Provided material.
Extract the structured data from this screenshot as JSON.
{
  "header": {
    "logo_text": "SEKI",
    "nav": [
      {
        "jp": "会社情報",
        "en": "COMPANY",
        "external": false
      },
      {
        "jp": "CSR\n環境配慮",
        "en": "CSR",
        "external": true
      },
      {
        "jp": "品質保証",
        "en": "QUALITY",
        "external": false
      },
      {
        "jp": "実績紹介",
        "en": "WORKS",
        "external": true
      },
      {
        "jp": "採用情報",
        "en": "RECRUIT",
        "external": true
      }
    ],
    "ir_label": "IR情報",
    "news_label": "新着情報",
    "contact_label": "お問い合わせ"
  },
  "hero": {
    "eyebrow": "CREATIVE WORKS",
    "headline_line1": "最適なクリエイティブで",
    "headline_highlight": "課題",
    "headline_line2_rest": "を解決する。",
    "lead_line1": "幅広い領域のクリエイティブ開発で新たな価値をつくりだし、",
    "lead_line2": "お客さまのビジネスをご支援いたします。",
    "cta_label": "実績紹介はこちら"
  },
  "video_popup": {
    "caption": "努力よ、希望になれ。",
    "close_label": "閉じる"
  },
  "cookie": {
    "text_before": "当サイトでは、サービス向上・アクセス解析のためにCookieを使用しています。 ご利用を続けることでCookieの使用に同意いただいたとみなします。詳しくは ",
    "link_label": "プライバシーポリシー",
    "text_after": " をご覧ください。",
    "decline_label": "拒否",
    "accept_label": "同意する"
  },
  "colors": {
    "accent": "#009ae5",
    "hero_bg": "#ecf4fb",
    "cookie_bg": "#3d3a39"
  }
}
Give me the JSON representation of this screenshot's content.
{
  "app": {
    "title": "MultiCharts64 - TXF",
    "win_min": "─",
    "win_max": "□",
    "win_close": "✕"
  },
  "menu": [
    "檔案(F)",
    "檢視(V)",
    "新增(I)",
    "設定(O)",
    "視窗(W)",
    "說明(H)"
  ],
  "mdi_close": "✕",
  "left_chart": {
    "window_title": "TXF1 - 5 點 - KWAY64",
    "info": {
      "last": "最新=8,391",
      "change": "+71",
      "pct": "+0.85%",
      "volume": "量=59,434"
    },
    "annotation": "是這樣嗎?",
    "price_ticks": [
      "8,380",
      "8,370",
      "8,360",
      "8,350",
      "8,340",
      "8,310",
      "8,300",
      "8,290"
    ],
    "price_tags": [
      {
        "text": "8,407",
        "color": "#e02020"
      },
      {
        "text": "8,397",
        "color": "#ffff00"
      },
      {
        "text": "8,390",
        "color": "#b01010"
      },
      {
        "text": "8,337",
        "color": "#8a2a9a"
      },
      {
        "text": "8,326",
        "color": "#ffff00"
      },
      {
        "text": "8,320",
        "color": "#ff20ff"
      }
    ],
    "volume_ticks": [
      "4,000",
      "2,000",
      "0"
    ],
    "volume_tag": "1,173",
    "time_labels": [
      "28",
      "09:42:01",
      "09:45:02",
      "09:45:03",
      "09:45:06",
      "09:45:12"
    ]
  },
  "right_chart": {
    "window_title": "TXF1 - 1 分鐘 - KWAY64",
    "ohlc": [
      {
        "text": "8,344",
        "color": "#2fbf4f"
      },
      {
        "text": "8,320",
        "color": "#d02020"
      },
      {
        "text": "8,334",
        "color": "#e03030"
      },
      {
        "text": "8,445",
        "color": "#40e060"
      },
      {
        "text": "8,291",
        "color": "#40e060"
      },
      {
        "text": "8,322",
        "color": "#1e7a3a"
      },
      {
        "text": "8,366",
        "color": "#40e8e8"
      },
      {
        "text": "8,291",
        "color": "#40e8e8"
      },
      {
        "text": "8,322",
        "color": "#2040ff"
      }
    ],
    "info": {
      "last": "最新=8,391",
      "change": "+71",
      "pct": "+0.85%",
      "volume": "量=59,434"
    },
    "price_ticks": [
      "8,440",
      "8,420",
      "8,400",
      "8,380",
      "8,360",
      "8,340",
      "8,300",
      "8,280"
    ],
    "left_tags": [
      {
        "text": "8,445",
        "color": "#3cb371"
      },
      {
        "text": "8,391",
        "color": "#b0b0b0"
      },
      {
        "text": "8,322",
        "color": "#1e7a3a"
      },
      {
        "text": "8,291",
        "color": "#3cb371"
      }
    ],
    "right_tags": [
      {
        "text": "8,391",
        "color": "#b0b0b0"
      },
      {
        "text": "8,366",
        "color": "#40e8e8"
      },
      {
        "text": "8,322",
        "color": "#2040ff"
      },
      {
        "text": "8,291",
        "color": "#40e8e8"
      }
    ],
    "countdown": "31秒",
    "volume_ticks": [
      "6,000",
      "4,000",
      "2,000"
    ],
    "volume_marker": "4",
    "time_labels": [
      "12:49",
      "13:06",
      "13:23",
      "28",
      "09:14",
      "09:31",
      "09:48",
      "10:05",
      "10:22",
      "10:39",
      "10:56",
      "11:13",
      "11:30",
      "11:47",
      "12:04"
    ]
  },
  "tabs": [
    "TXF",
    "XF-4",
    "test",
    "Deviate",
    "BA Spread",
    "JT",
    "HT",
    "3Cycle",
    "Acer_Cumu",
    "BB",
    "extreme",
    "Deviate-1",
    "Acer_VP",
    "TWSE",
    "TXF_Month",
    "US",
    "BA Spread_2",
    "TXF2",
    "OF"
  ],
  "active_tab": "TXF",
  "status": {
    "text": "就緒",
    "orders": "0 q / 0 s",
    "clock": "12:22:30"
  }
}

Exercise goal. Repeat each record exactly. Omit nothing.

Full solution.
Extract the structured data from this screenshot as JSON.
{
  "header": {
    "logo_text": "SEKI",
    "nav": [
      {
        "jp": "会社情報",
        "en": "COMPANY",
        "external": false
      },
      {
        "jp": "CSR\n環境配慮",
        "en": "CSR",
        "external": true
      },
      {
        "jp": "品質保証",
        "en": "QUALITY",
        "external": false
      },
      {
        "jp": "実績紹介",
        "en": "WORKS",
        "external": true
      },
      {
        "jp": "採用情報",
        "en": "RECRUIT",
        "external": true
      }
    ],
    "ir_label": "IR情報",
    "news_label": "新着情報",
    "contact_label": "お問い合わせ"
  },
  "hero": {
    "eyebrow": "CREATIVE WORKS",
    "headline_line1": "最適なクリエイティブで",
    "headline_highlight": "課題",
    "headline_line2_rest": "を解決する。",
    "lead_line1": "幅広い領域のクリエイティブ開発で新たな価値をつくりだし、",
    "lead_line2": "お客さまのビジネスをご支援いたします。",
    "cta_label": "実績紹介はこちら"
  },
  "video_popup": {
    "caption": "努力よ、希望になれ。",
    "close_label": "閉じる"
  },
  "cookie": {
    "text_before": "当サイトでは、サービス向上・アクセス解析のためにCookieを使用しています。 ご利用を続けることでCookieの使用に同意いただいたとみなします。詳しくは ",
    "link_label": "プライバシーポリシー",
    "text_after": " をご覧ください。",
    "decline_label": "拒否",
    "accept_label": "同意する"
  },
  "colors": {
    "accent": "#009ae5",
    "hero_bg": "#ecf4fb",
    "cookie_bg": "#3d3a39"
  }
}
Give me the JSON representation of this screenshot's content.
{
  "app": {
    "title": "MultiCharts64 - TXF",
    "win_min": "─",
    "win_max": "□",
    "win_close": "✕"
  },
  "menu": [
    "檔案(F)",
    "檢視(V)",
    "新增(I)",
    "設定(O)",
    "視窗(W)",
    "說明(H)"
  ],
  "mdi_close": "✕",
  "left_chart": {
    "window_title": "TXF1 - 5 點 - KWAY64",
    "info": {
      "last": "最新=8,391",
      "change": "+71",
      "pct": "+0.85%",
      "volume": "量=59,434"
    },
    "annotation": "是這樣嗎?",
    "price_ticks": [
      "8,380",
      "8,370",
      "8,360",
      "8,350",
      "8,340",
      "8,310",
      "8,300",
      "8,290"
    ],
    "price_tags": [
      {
        "text": "8,407",
        "color": "#e02020"
      },
      {
        "text": "8,397",
        "color": "#ffff00"
      },
      {
        "text": "8,390",
        "color": "#b01010"
      },
      {
        "text": "8,337",
        "color": "#8a2a9a"
      },
      {
        "text": "8,326",
        "color": "#ffff00"
      },
      {
        "text": "8,320",
        "color": "#ff20ff"
      }
    ],
    "volume_ticks": [
      "4,000",
      "2,000",
      "0"
    ],
    "volume_tag": "1,173",
    "time_labels": [
      "28",
      "09:42:01",
      "09:45:02",
      "09:45:03",
      "09:45:06",
      "09:45:12"
    ]
  },
  "right_chart": {
    "window_title": "TXF1 - 1 分鐘 - KWAY64",
    "ohlc": [
      {
        "text": "8,344",
        "color": "#2fbf4f"
      },
      {
        "text": "8,320",
        "color": "#d02020"
      },
      {
        "text": "8,334",
        "color": "#e03030"
      },
      {
        "text": "8,445",
        "color": "#40e060"
      },
      {
        "text": "8,291",
        "color": "#40e060"
      },
      {
        "text": "8,322",
        "color": "#1e7a3a"
      },
      {
        "text": "8,366",
        "color": "#40e8e8"
      },
      {
        "text": "8,291",
        "color": "#40e8e8"
      },
      {
        "text": "8,322",
        "color": "#2040ff"
      }
    ],
    "info": {
      "last": "最新=8,391",
      "change": "+71",
      "pct": "+0.85%",
      "volume": "量=59,434"
    },
    "price_ticks": [
      "8,440",
      "8,420",
      "8,400",
      "8,380",
      "8,360",
      "8,340",
      "8,300",
      "8,280"
    ],
    "left_tags": [
      {
        "text": "8,445",
        "color": "#3cb371"
      },
      {
        "text": "8,391",
        "color": "#b0b0b0"
      },
      {
        "text": "8,322",
        "color": "#1e7a3a"
      },
      {
        "text": "8,291",
        "color": "#3cb371"
      }
    ],
    "right_tags": [
      {
        "text": "8,391",
        "color": "#b0b0b0"
      },
      {
        "text": "8,366",
        "color": "#40e8e8"
      },
      {
        "text": "8,322",
        "color": "#2040ff"
      },
      {
        "text": "8,291",
        "color": "#40e8e8"
      }
    ],
    "countdown": "31秒",
    "volume_ticks": [
      "6,000",
      "4,000",
      "2,000"
    ],
    "volume_marker": "4",
    "time_labels": [
      "12:49",
      "13:06",
      "13:23",
      "28",
      "09:14",
      "09:31",
      "09:48",
      "10:05",
      "10:22",
      "10:39",
      "10:56",
      "11:13",
      "11:30",
      "11:47",
      "12:04"
    ]
  },
  "tabs": [
    "TXF",
    "XF-4",
    "test",
    "Deviate",
    "BA Spread",
    "JT",
    "HT",
    "3Cycle",
    "Acer_Cumu",
    "BB",
    "extreme",
    "Deviate-1",
    "Acer_VP",
    "TWSE",
    "TXF_Month",
    "US",
    "BA Spread_2",
    "TXF2",
    "OF"
  ],
  "active_tab": "TXF",
  "status": {
    "text": "就緒",
    "orders": "0 q / 0 s",
    "clock": "12:22:30"
  }
}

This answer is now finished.